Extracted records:
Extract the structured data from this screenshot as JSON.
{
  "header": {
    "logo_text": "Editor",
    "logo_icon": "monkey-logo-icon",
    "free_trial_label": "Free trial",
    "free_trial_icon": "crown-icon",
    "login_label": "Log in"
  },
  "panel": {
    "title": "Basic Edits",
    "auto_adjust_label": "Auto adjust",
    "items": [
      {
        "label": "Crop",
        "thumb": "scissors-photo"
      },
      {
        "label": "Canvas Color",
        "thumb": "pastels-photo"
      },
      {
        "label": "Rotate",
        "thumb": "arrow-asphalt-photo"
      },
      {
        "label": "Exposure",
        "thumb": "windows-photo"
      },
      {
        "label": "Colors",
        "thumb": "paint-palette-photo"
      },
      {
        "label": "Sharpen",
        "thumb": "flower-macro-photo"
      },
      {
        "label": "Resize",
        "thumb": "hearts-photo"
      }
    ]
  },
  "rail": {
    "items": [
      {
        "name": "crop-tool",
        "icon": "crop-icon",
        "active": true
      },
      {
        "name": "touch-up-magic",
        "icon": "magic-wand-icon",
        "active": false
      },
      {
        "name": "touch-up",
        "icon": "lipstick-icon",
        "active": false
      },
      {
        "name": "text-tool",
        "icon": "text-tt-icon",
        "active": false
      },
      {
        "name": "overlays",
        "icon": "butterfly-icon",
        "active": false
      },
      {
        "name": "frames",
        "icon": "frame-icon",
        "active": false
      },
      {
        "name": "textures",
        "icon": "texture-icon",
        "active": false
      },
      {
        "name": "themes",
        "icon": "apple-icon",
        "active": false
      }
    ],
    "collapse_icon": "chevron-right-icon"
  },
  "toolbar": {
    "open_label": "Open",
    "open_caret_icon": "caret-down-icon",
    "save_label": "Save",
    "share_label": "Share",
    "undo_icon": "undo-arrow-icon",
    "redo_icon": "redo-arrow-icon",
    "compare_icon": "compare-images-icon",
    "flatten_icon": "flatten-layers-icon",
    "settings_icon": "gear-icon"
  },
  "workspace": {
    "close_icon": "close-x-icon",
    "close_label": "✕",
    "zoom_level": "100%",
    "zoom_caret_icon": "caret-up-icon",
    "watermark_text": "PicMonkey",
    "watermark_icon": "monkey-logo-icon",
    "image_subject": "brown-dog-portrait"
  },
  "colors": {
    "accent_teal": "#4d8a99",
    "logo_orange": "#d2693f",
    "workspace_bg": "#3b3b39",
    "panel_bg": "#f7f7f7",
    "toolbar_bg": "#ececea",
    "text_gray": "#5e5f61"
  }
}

-- WORK REQUIRED --
Of the lines in this material, state how many hold the string "arrow". Write no other words.

-- WRITTEN ANSWER --
3